**Passage shown**

The Supreme Court ruling is supreme baloney.

This was the same high court that ruled effectively in favor of martial law and the 1973 Constitution passed by the rubber-stamp Constitutional Convention. There had been hopes in the runup to its ruling that the high court would at least have a relatively longer memory especially since its independence was restored after the 1986 Edsa People Power Revolt and 1987 Constitution. But the hopes were in vain.

The Libingan was established in 1947 when the Philippines had not yet fully recovered from the destructive war.

President Elpidio Quirino signed Republic Act 289 on June 16, 1948 to initiate the construction of a “national pantheon” for the patriots of the country. The memorial was “to perpetuate the memory of all the Presidents of the Philippines, national heroes and patriots for the inspiration and emulation of this generation and of generations still unborn.”

Now it should be asked: Ousted in 1986 by a popular revolt against his murderous dictatorship and merciless plunder, could Marcos qualify to be numbered among former presidents like his fellow Ilocano Quirino and among patriots and heroes buried at the national memorial? Considering his bloody record, could he serve as an inspiration worthy of emulation by young Filipinos now and in the future?

The Supreme Court said there’s no law to bar the burial and in any case, the Marcos legacy should be better left to the judgment of history: “There are certain things that are better left for history—not this Court—to adjudge,” the high court says in its conclusion. “In the meantime, the country must move on and let this issue rest.” But the Supreme Court itself has already prejudged history and voted in favor of the Marcos legacy. It has effectively passed the law bestowing state honors to a despised deposed dictator.

The Supreme Court has shown its true colors. The Supreme Court embodies the people’s supreme amnesia, the people’s utter inability to look beyond clannishness and narrow personal interests for the sake of the larger nation.

**Entries**

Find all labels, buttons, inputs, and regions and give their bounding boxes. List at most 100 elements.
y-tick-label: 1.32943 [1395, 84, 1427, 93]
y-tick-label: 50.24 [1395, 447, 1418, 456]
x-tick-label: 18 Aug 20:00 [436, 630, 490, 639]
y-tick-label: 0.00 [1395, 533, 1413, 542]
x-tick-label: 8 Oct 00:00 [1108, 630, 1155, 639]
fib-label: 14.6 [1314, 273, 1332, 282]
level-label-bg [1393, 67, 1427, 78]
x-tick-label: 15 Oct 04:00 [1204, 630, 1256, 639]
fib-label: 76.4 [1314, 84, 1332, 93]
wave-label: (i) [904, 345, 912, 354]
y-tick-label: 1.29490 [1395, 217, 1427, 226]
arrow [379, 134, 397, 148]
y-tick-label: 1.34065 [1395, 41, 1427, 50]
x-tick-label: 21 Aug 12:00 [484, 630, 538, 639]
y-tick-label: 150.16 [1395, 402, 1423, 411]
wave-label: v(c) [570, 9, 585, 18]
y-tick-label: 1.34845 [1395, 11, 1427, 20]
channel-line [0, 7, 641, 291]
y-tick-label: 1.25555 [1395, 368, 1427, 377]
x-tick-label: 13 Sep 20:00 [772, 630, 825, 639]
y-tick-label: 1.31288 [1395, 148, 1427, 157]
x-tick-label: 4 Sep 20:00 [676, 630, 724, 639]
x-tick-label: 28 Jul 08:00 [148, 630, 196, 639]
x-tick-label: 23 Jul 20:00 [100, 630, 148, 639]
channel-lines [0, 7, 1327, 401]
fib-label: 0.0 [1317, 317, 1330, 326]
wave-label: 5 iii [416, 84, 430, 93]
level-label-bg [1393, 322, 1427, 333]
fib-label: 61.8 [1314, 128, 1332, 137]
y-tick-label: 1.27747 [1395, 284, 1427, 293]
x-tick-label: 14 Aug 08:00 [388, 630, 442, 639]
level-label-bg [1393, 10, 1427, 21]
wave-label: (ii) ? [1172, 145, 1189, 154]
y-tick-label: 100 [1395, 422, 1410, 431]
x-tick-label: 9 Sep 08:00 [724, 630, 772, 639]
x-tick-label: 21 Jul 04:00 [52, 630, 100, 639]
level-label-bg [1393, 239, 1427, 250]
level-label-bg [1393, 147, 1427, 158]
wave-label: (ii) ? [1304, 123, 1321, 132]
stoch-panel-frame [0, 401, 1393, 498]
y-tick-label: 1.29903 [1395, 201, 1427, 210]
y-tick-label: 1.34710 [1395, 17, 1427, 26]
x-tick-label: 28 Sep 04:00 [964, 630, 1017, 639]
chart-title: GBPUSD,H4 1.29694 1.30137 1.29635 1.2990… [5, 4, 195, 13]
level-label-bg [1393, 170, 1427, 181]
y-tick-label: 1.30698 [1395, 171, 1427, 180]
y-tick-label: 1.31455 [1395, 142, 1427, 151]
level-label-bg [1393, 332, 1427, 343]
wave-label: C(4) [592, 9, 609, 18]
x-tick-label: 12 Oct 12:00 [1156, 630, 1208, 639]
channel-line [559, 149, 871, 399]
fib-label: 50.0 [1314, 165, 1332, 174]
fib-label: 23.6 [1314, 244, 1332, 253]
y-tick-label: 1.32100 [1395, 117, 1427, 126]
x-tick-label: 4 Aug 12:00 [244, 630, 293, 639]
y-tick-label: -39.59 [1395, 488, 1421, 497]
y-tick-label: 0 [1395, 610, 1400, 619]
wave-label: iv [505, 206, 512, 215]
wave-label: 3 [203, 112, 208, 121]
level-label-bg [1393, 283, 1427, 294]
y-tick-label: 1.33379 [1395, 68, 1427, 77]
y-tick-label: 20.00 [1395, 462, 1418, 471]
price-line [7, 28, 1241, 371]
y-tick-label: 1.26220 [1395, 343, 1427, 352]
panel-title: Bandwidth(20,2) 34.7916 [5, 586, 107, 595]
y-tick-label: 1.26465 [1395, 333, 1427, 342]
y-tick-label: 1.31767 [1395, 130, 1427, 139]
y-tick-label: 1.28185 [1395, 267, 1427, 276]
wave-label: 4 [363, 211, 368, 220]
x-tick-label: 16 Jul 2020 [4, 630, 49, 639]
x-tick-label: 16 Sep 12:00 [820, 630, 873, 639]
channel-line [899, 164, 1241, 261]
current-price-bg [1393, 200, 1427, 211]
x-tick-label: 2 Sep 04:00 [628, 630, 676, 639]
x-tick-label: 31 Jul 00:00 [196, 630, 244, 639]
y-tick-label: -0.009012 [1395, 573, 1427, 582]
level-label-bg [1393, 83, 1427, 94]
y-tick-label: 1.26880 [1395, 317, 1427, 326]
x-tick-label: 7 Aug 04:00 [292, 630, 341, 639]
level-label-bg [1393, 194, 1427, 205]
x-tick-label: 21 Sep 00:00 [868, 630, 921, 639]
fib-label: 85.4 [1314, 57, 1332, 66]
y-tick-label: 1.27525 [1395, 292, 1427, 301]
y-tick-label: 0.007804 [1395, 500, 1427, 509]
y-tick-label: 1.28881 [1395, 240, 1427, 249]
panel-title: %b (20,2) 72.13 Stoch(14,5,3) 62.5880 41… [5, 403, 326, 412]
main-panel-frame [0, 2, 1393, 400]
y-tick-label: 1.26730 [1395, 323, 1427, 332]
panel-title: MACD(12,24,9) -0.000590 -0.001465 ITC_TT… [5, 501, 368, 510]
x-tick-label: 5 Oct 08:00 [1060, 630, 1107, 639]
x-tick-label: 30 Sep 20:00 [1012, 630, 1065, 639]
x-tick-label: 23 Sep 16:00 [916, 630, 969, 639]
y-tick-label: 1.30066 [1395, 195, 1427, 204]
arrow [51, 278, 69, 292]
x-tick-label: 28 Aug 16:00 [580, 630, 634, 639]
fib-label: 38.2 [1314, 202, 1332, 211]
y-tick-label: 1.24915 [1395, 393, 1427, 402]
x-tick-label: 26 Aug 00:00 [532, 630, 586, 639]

**Tasks to complete**
A: Answer these from the passage on the Marcos burial ruling:
(i) In what year was the Libingan established?
(ii) Which president signed Republic Act 289, and on what date?
(iii) According to the passage, the Supreme Court said there is no law to do what?
B: From the passage on the Marcos burial ruling, write out the part starting with "The Libingan was" and going on through "in the future?".

**Full solutions**
A:
(i) 1947
(ii) President Elpidio Quirino, on June 16, 1948
(iii) To bar the burial

B:
The Libingan was established in 1947 when the Philippines had not yet fully recovered from the destructive war.

President Elpidio Quirino signed Republic Act 289 on June 16, 1948 to initiate the construction of a “national pantheon” for the patriots of the country. The memorial was “to perpetuate the memory of all the Presidents of the Philippines, national heroes and patriots for the inspiration and emulation of this generation and of generations still unborn.”

Now it should be asked: Ousted in 1986 by a popular revolt against his murderous dictatorship and merciless plunder, could Marcos qualify to be numbered among former presidents like his fellow Ilocano Quirino and among patriots and heroes buried at the national memorial? Considering his bloody record, could he serve as an inspiration worthy of emulation by young Filipinos now and in the future?